Verbatim output of all the material below is required.

### Exercise input
:::::
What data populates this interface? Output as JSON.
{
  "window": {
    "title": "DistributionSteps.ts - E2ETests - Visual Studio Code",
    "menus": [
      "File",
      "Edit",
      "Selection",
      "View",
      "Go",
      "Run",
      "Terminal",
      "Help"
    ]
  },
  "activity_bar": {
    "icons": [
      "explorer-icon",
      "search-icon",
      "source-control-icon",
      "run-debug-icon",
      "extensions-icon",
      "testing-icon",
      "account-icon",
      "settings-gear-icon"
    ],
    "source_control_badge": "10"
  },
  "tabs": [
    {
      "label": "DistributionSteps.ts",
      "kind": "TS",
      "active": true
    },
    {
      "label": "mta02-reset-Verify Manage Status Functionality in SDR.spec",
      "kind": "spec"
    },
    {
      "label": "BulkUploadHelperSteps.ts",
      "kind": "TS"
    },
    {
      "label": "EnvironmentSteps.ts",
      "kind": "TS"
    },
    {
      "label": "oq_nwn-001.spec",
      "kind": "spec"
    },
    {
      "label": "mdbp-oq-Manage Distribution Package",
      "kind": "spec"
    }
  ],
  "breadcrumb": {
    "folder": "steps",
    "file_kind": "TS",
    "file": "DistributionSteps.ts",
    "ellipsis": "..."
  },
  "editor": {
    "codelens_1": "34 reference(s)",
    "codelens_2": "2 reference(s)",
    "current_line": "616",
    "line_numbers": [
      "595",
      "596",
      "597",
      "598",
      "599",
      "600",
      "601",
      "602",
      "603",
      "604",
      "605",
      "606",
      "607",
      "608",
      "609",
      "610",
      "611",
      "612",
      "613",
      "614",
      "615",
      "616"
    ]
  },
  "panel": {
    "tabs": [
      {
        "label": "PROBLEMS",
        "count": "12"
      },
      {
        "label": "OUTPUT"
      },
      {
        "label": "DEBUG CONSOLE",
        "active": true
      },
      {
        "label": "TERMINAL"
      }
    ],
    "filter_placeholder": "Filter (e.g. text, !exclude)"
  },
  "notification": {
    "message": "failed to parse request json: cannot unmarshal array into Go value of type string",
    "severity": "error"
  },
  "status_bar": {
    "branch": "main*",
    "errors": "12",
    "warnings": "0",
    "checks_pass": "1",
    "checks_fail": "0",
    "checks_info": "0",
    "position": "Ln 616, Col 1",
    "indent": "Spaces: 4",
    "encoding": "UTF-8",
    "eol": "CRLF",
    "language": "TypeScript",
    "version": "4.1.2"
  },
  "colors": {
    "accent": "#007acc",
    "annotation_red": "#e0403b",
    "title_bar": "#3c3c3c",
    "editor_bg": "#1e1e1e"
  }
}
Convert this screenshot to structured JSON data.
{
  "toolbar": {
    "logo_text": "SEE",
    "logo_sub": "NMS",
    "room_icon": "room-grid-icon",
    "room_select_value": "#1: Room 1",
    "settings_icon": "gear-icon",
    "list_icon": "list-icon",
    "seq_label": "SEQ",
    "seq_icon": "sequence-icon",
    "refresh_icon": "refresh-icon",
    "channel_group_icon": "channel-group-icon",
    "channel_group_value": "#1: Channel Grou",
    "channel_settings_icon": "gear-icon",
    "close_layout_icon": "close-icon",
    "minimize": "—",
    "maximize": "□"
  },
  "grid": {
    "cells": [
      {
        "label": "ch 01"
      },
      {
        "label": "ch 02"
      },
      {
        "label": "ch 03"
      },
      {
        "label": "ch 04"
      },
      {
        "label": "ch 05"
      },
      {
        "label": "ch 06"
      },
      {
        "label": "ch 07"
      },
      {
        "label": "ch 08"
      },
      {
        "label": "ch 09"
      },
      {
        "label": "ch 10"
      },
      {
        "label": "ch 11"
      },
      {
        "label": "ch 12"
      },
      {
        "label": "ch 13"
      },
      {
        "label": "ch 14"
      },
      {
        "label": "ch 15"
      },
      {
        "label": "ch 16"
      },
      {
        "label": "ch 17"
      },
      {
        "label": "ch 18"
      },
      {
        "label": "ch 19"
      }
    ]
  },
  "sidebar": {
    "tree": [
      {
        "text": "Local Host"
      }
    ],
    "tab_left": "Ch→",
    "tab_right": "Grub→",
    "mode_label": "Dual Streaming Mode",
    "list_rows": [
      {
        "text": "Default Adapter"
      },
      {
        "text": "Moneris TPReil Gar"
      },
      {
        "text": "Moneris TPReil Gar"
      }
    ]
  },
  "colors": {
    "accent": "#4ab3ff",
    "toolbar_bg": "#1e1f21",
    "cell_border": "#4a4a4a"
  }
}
:::::
### The reply
What data populates this interface? Output as JSON.
{
  "window": {
    "title": "DistributionSteps.ts - E2ETests - Visual Studio Code",
    "menus": [
      "File",
      "Edit",
      "Selection",
      "View",
      "Go",
      "Run",
      "Terminal",
      "Help"
    ]
  },
  "activity_bar": {
    "icons": [
      "explorer-icon",
      "search-icon",
      "source-control-icon",
      "run-debug-icon",
      "extensions-icon",
      "testing-icon",
      "account-icon",
      "settings-gear-icon"
    ],
    "source_control_badge": "10"
  },
  "tabs": [
    {
      "label": "DistributionSteps.ts",
      "kind": "TS",
      "active": true
    },
    {
      "label": "mta02-reset-Verify Manage Status Functionality in SDR.spec",
      "kind": "spec"
    },
    {
      "label": "BulkUploadHelperSteps.ts",
      "kind": "TS"
    },
    {
      "label": "EnvironmentSteps.ts",
      "kind": "TS"
    },
    {
      "label": "oq_nwn-001.spec",
      "kind": "spec"
    },
    {
      "label": "mdbp-oq-Manage Distribution Package",
      "kind": "spec"
    }
  ],
  "breadcrumb": {
    "folder": "steps",
    "file_kind": "TS",
    "file": "DistributionSteps.ts",
    "ellipsis": "..."
  },
  "editor": {
    "codelens_1": "34 reference(s)",
    "codelens_2": "2 reference(s)",
    "current_line": "616",
    "line_numbers": [
      "595",
      "596",
      "597",
      "598",
      "599",
      "600",
      "601",
      "602",
      "603",
      "604",
      "605",
      "606",
      "607",
      "608",
      "609",
      "610",
      "611",
      "612",
      "613",
      "614",
      "615",
      "616"
    ]
  },
  "panel": {
    "tabs": [
      {
        "label": "PROBLEMS",
        "count": "12"
      },
      {
        "label": "OUTPUT"
      },
      {
        "label": "DEBUG CONSOLE",
        "active": true
      },
      {
        "label": "TERMINAL"
      }
    ],
    "filter_placeholder": "Filter (e.g. text, !exclude)"
  },
  "notification": {
    "message": "failed to parse request json: cannot unmarshal array into Go value of type string",
    "severity": "error"
  },
  "status_bar": {
    "branch": "main*",
    "errors": "12",
    "warnings": "0",
    "checks_pass": "1",
    "checks_fail": "0",
    "checks_info": "0",
    "position": "Ln 616, Col 1",
    "indent": "Spaces: 4",
    "encoding": "UTF-8",
    "eol": "CRLF",
    "language": "TypeScript",
    "version": "4.1.2"
  },
  "colors": {
    "accent": "#007acc",
    "annotation_red": "#e0403b",
    "title_bar": "#3c3c3c",
    "editor_bg": "#1e1e1e"
  }
}
Convert this screenshot to structured JSON data.
{
  "toolbar": {
    "logo_text": "SEE",
    "logo_sub": "NMS",
    "room_icon": "room-grid-icon",
    "room_select_value": "#1: Room 1",
    "settings_icon": "gear-icon",
    "list_icon": "list-icon",
    "seq_label": "SEQ",
    "seq_icon": "sequence-icon",
    "refresh_icon": "refresh-icon",
    "channel_group_icon": "channel-group-icon",
    "channel_group_value": "#1: Channel Grou",
    "channel_settings_icon": "gear-icon",
    "close_layout_icon": "close-icon",
    "minimize": "—",
    "maximize": "□"
  },
  "grid": {
    "cells": [
      {
        "label": "ch 01"
      },
      {
        "label": "ch 02"
      },
      {
        "label": "ch 03"
      },
      {
        "label": "ch 04"
      },
      {
        "label": "ch 05"
      },
      {
        "label": "ch 06"
      },
      {
        "label": "ch 07"
      },
      {
        "label": "ch 08"
      },
      {
        "label": "ch 09"
      },
      {
        "label": "ch 10"
      },
      {
        "label": "ch 11"
      },
      {
        "label": "ch 12"
      },
      {
        "label": "ch 13"
      },
      {
        "label": "ch 14"
      },
      {
        "label": "ch 15"
      },
      {
        "label": "ch 16"
      },
      {
        "label": "ch 17"
      },
      {
        "label": "ch 18"
      },
      {
        "label": "ch 19"
      }
    ]
  },
  "sidebar": {
    "tree": [
      {
        "text": "Local Host"
      }
    ],
    "tab_left": "Ch→",
    "tab_right": "Grub→",
    "mode_label": "Dual Streaming Mode",
    "list_rows": [
      {
        "text": "Default Adapter"
      },
      {
        "text": "Moneris TPReil Gar"
      },
      {
        "text": "Moneris TPReil Gar"
      }
    ]
  },
  "colors": {
    "accent": "#4ab3ff",
    "toolbar_bg": "#1e1f21",
    "cell_border": "#4a4a4a"
  }
}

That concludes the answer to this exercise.